Restate the whole of the material. Keep every word, and drop the pictures.
|---|
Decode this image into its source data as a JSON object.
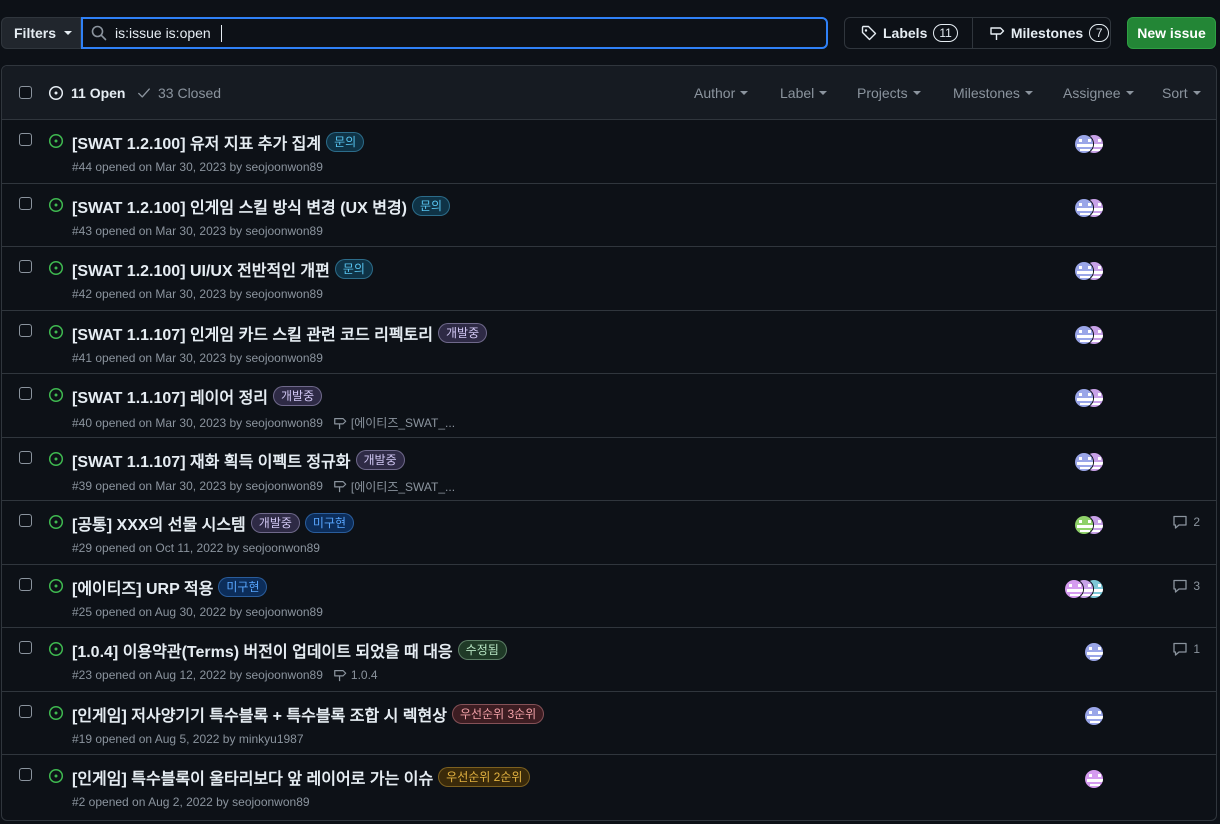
{
  "toolbar": {
    "filters_label": "Filters",
    "search_value": "is:issue is:open",
    "labels_label": "Labels",
    "labels_count": "11",
    "milestones_label": "Milestones",
    "milestones_count": "7",
    "new_issue_label": "New issue"
  },
  "header": {
    "open_label": "11 Open",
    "closed_label": "33 Closed",
    "filters": [
      "Author",
      "Label",
      "Projects",
      "Milestones",
      "Assignee",
      "Sort"
    ]
  },
  "colors": {
    "accent": "#2f81f7",
    "open_green": "#3fb950",
    "new_issue_bg": "#238636"
  },
  "issues": [
    {
      "title": "[SWAT 1.2.100] 유저 지표 추가 집계",
      "labels": [
        {
          "text": "문의",
          "color": "#58c4f0",
          "bg": "#0f3346"
        }
      ],
      "meta": "#44 opened on Mar 30, 2023 by seojoonwon89",
      "milestone": "",
      "avatars": [
        "a",
        "b"
      ],
      "comments": ""
    },
    {
      "title": "[SWAT 1.2.100] 인게임 스킬 방식 변경 (UX 변경)",
      "labels": [
        {
          "text": "문의",
          "color": "#58c4f0",
          "bg": "#0f3346"
        }
      ],
      "meta": "#43 opened on Mar 30, 2023 by seojoonwon89",
      "milestone": "",
      "avatars": [
        "a",
        "b"
      ],
      "comments": ""
    },
    {
      "title": "[SWAT 1.2.100] UI/UX 전반적인 개편",
      "labels": [
        {
          "text": "문의",
          "color": "#58c4f0",
          "bg": "#0f3346"
        }
      ],
      "meta": "#42 opened on Mar 30, 2023 by seojoonwon89",
      "milestone": "",
      "avatars": [
        "a",
        "b"
      ],
      "comments": ""
    },
    {
      "title": "[SWAT 1.1.107] 인게임 카드 스킬 관련 코드 리펙토리",
      "labels": [
        {
          "text": "개발중",
          "color": "#d2c8f5",
          "bg": "#2e2a45"
        }
      ],
      "meta": "#41 opened on Mar 30, 2023 by seojoonwon89",
      "milestone": "",
      "avatars": [
        "a",
        "b"
      ],
      "comments": ""
    },
    {
      "title": "[SWAT 1.1.107] 레이어 정리",
      "labels": [
        {
          "text": "개발중",
          "color": "#d2c8f5",
          "bg": "#2e2a45"
        }
      ],
      "meta": "#40 opened on Mar 30, 2023 by seojoonwon89",
      "milestone": "[에이티즈_SWAT_...",
      "avatars": [
        "a",
        "b"
      ],
      "comments": ""
    },
    {
      "title": "[SWAT 1.1.107] 재화 획득 이펙트 정규화",
      "labels": [
        {
          "text": "개발중",
          "color": "#d2c8f5",
          "bg": "#2e2a45"
        }
      ],
      "meta": "#39 opened on Mar 30, 2023 by seojoonwon89",
      "milestone": "[에이티즈_SWAT_...",
      "avatars": [
        "a",
        "b"
      ],
      "comments": ""
    },
    {
      "title": "[공통] XXX의 선물 시스템",
      "labels": [
        {
          "text": "개발중",
          "color": "#d2c8f5",
          "bg": "#2e2a45"
        },
        {
          "text": "미구현",
          "color": "#58a6ff",
          "bg": "#0c2d5a"
        }
      ],
      "meta": "#29 opened on Oct 11, 2022 by seojoonwon89",
      "milestone": "",
      "avatars": [
        "a",
        "g"
      ],
      "comments": "2"
    },
    {
      "title": "[에이티즈] URP 적용",
      "labels": [
        {
          "text": "미구현",
          "color": "#58a6ff",
          "bg": "#0c2d5a"
        }
      ],
      "meta": "#25 opened on Aug 30, 2022 by seojoonwon89",
      "milestone": "",
      "avatars": [
        "t",
        "a",
        "p"
      ],
      "comments": "3"
    },
    {
      "title": "[1.0.4] 이용약관(Terms) 버전이 업데이트 되었을 때 대응",
      "labels": [
        {
          "text": "수정됨",
          "color": "#b8e6c4",
          "bg": "#1f3a27"
        }
      ],
      "meta": "#23 opened on Aug 12, 2022 by seojoonwon89",
      "milestone": "1.0.4",
      "avatars": [
        "b"
      ],
      "comments": "1"
    },
    {
      "title": "[인게임] 저사양기기 특수블록 + 특수블록 조합 시 렉현상",
      "labels": [
        {
          "text": "우선순위 3순위",
          "color": "#f2a1a8",
          "bg": "#3d1d22"
        }
      ],
      "meta": "#19 opened on Aug 5, 2022 by minkyu1987",
      "milestone": "",
      "avatars": [
        "b"
      ],
      "comments": ""
    },
    {
      "title": "[인게임] 특수블록이 울타리보다 앞 레이어로 가는 이슈",
      "labels": [
        {
          "text": "우선순위 2순위",
          "color": "#e3b341",
          "bg": "#3a2a0a"
        }
      ],
      "meta": "#2 opened on Aug 2, 2022 by seojoonwon89",
      "milestone": "",
      "avatars": [
        "p"
      ],
      "comments": ""
    }
  ]
}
|---|
Answer to the task >>
Decode this image into its source data as a JSON object.
{
  "toolbar": {
    "filters_label": "Filters",
    "search_value": "is:issue is:open",
    "labels_label": "Labels",
    "labels_count": "11",
    "milestones_label": "Milestones",
    "milestones_count": "7",
    "new_issue_label": "New issue"
  },
  "header": {
    "open_label": "11 Open",
    "closed_label": "33 Closed",
    "filters": [
      "Author",
      "Label",
      "Projects",
      "Milestones",
      "Assignee",
      "Sort"
    ]
  },
  "colors": {
    "accent": "#2f81f7",
    "open_green": "#3fb950",
    "new_issue_bg": "#238636"
  },
  "issues": [
    {
      "title": "[SWAT 1.2.100] 유저 지표 추가 집계",
      "labels": [
        {
          "text": "문의",
          "color": "#58c4f0",
          "bg": "#0f3346"
        }
      ],
      "meta": "#44 opened on Mar 30, 2023 by seojoonwon89",
      "milestone": "",
      "avatars": [
        "a",
        "b"
      ],
      "comments": ""
    },
    {
      "title": "[SWAT 1.2.100] 인게임 스킬 방식 변경 (UX 변경)",
      "labels": [
        {
          "text": "문의",
          "color": "#58c4f0",
          "bg": "#0f3346"
        }
      ],
      "meta": "#43 opened on Mar 30, 2023 by seojoonwon89",
      "milestone": "",
      "avatars": [
        "a",
        "b"
      ],
      "comments": ""
    },
    {
      "title": "[SWAT 1.2.100] UI/UX 전반적인 개편",
      "labels": [
        {
          "text": "문의",
          "color": "#58c4f0",
          "bg": "#0f3346"
        }
      ],
      "meta": "#42 opened on Mar 30, 2023 by seojoonwon89",
      "milestone": "",
      "avatars": [
        "a",
        "b"
      ],
      "comments": ""
    },
    {
      "title": "[SWAT 1.1.107] 인게임 카드 스킬 관련 코드 리펙토리",
      "labels": [
        {
          "text": "개발중",
          "color": "#d2c8f5",
          "bg": "#2e2a45"
        }
      ],
      "meta": "#41 opened on Mar 30, 2023 by seojoonwon89",
      "milestone": "",
      "avatars": [
        "a",
        "b"
      ],
      "comments": ""
    },
    {
      "title": "[SWAT 1.1.107] 레이어 정리",
      "labels": [
        {
          "text": "개발중",
          "color": "#d2c8f5",
          "bg": "#2e2a45"
        }
      ],
      "meta": "#40 opened on Mar 30, 2023 by seojoonwon89",
      "milestone": "[에이티즈_SWAT_...",
      "avatars": [
        "a",
        "b"
      ],
      "comments": ""
    },
    {
      "title": "[SWAT 1.1.107] 재화 획득 이펙트 정규화",
      "labels": [
        {
          "text": "개발중",
          "color": "#d2c8f5",
          "bg": "#2e2a45"
        }
      ],
      "meta": "#39 opened on Mar 30, 2023 by seojoonwon89",
      "milestone": "[에이티즈_SWAT_...",
      "avatars": [
        "a",
        "b"
      ],
      "comments": ""
    },
    {
      "title": "[공통] XXX의 선물 시스템",
      "labels": [
        {
          "text": "개발중",
          "color": "#d2c8f5",
          "bg": "#2e2a45"
        },
        {
          "text": "미구현",
          "color": "#58a6ff",
          "bg": "#0c2d5a"
        }
      ],
      "meta": "#29 opened on Oct 11, 2022 by seojoonwon89",
      "milestone": "",
      "avatars": [
        "a",
        "g"
      ],
      "comments": "2"
    },
    {
      "title": "[에이티즈] URP 적용",
      "labels": [
        {
          "text": "미구현",
          "color": "#58a6ff",
          "bg": "#0c2d5a"
        }
      ],
      "meta": "#25 opened on Aug 30, 2022 by seojoonwon89",
      "milestone": "",
      "avatars": [
        "t",
        "a",
        "p"
      ],
      "comments": "3"
    },
    {
      "title": "[1.0.4] 이용약관(Terms) 버전이 업데이트 되었을 때 대응",
      "labels": [
        {
          "text": "수정됨",
          "color": "#b8e6c4",
          "bg": "#1f3a27"
        }
      ],
      "meta": "#23 opened on Aug 12, 2022 by seojoonwon89",
      "milestone": "1.0.4",
      "avatars": [
        "b"
      ],
      "comments": "1"
    },
    {
      "title": "[인게임] 저사양기기 특수블록 + 특수블록 조합 시 렉현상",
      "labels": [
        {
          "text": "우선순위 3순위",
          "color": "#f2a1a8",
          "bg": "#3d1d22"
        }
      ],
      "meta": "#19 opened on Aug 5, 2022 by minkyu1987",
      "milestone": "",
      "avatars": [
        "b"
      ],
      "comments": ""
    },
    {
      "title": "[인게임] 특수블록이 울타리보다 앞 레이어로 가는 이슈",
      "labels": [
        {
          "text": "우선순위 2순위",
          "color": "#e3b341",
          "bg": "#3a2a0a"
        }
      ],
      "meta": "#2 opened on Aug 2, 2022 by seojoonwon89",
      "milestone": "",
      "avatars": [
        "p"
      ],
      "comments": ""
    }
  ]
}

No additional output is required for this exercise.